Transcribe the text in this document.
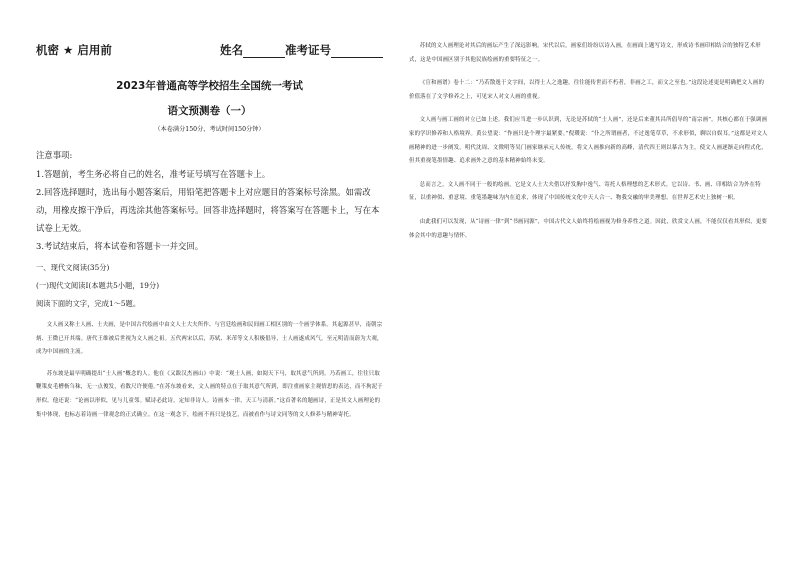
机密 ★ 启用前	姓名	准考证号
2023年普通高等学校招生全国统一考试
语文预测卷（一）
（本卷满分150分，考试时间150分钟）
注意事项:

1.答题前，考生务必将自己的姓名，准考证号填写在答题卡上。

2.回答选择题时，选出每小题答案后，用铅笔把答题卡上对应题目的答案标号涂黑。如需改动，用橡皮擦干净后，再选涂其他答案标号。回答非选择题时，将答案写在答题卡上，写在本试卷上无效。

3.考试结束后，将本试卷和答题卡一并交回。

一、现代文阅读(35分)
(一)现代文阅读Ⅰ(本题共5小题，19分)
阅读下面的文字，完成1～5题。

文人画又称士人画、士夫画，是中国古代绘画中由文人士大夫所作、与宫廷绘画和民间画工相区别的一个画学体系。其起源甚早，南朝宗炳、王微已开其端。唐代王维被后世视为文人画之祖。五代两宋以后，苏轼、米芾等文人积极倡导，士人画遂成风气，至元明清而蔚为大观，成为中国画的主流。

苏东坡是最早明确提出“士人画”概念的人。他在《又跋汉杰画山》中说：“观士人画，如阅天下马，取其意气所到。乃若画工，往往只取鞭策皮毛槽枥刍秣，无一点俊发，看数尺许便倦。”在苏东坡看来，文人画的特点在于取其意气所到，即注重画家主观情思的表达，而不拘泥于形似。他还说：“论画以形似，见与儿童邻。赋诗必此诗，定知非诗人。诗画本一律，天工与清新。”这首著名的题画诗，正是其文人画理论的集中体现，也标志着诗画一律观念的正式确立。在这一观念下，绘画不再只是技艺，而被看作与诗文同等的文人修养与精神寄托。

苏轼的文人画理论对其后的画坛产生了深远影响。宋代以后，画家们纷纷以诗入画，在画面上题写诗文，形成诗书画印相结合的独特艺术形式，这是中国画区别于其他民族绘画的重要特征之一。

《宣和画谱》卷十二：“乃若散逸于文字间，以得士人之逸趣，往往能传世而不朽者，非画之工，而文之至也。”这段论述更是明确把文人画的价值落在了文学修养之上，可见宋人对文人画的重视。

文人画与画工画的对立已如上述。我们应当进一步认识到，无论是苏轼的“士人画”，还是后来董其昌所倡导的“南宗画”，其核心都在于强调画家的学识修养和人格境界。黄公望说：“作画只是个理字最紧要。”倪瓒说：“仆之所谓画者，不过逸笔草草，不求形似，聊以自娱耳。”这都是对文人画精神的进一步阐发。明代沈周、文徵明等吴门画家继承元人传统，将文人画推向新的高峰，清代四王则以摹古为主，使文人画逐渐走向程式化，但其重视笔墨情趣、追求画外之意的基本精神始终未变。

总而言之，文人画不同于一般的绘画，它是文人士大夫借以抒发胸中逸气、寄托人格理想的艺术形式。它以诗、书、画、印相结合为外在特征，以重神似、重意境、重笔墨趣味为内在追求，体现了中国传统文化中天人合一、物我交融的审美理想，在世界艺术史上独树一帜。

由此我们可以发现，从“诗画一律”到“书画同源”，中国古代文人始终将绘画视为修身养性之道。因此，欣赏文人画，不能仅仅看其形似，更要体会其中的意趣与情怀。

------------------------------------------------------------------------

> [Directions for this task]: Repeat every record above exactly, but leave out any pictures.

> [Answer to the problem]:
Transcribe the text in this document.
机密 ★ 启用前	姓名	准考证号
2023年普通高等学校招生全国统一考试
语文预测卷（一）
（本卷满分150分，考试时间150分钟）
注意事项:

1.答题前，考生务必将自己的姓名，准考证号填写在答题卡上。

2.回答选择题时，选出每小题答案后，用铅笔把答题卡上对应题目的答案标号涂黑。如需改动，用橡皮擦干净后，再选涂其他答案标号。回答非选择题时，将答案写在答题卡上，写在本试卷上无效。

3.考试结束后，将本试卷和答题卡一并交回。

一、现代文阅读(35分)
(一)现代文阅读Ⅰ(本题共5小题，19分)
阅读下面的文字，完成1～5题。

文人画又称士人画、士夫画，是中国古代绘画中由文人士大夫所作、与宫廷绘画和民间画工相区别的一个画学体系。其起源甚早，南朝宗炳、王微已开其端。唐代王维被后世视为文人画之祖。五代两宋以后，苏轼、米芾等文人积极倡导，士人画遂成风气，至元明清而蔚为大观，成为中国画的主流。

苏东坡是最早明确提出“士人画”概念的人。他在《又跋汉杰画山》中说：“观士人画，如阅天下马，取其意气所到。乃若画工，往往只取鞭策皮毛槽枥刍秣，无一点俊发，看数尺许便倦。”在苏东坡看来，文人画的特点在于取其意气所到，即注重画家主观情思的表达，而不拘泥于形似。他还说：“论画以形似，见与儿童邻。赋诗必此诗，定知非诗人。诗画本一律，天工与清新。”这首著名的题画诗，正是其文人画理论的集中体现，也标志着诗画一律观念的正式确立。在这一观念下，绘画不再只是技艺，而被看作与诗文同等的文人修养与精神寄托。

苏轼的文人画理论对其后的画坛产生了深远影响。宋代以后，画家们纷纷以诗入画，在画面上题写诗文，形成诗书画印相结合的独特艺术形式，这是中国画区别于其他民族绘画的重要特征之一。

《宣和画谱》卷十二：“乃若散逸于文字间，以得士人之逸趣，往往能传世而不朽者，非画之工，而文之至也。”这段论述更是明确把文人画的价值落在了文学修养之上，可见宋人对文人画的重视。

文人画与画工画的对立已如上述。我们应当进一步认识到，无论是苏轼的“士人画”，还是后来董其昌所倡导的“南宗画”，其核心都在于强调画家的学识修养和人格境界。黄公望说：“作画只是个理字最紧要。”倪瓒说：“仆之所谓画者，不过逸笔草草，不求形似，聊以自娱耳。”这都是对文人画精神的进一步阐发。明代沈周、文徵明等吴门画家继承元人传统，将文人画推向新的高峰，清代四王则以摹古为主，使文人画逐渐走向程式化，但其重视笔墨情趣、追求画外之意的基本精神始终未变。

总而言之，文人画不同于一般的绘画，它是文人士大夫借以抒发胸中逸气、寄托人格理想的艺术形式。它以诗、书、画、印相结合为外在特征，以重神似、重意境、重笔墨趣味为内在追求，体现了中国传统文化中天人合一、物我交融的审美理想，在世界艺术史上独树一帜。

由此我们可以发现，从“诗画一律”到“书画同源”，中国古代文人始终将绘画视为修身养性之道。因此，欣赏文人画，不能仅仅看其形似，更要体会其中的意趣与情怀。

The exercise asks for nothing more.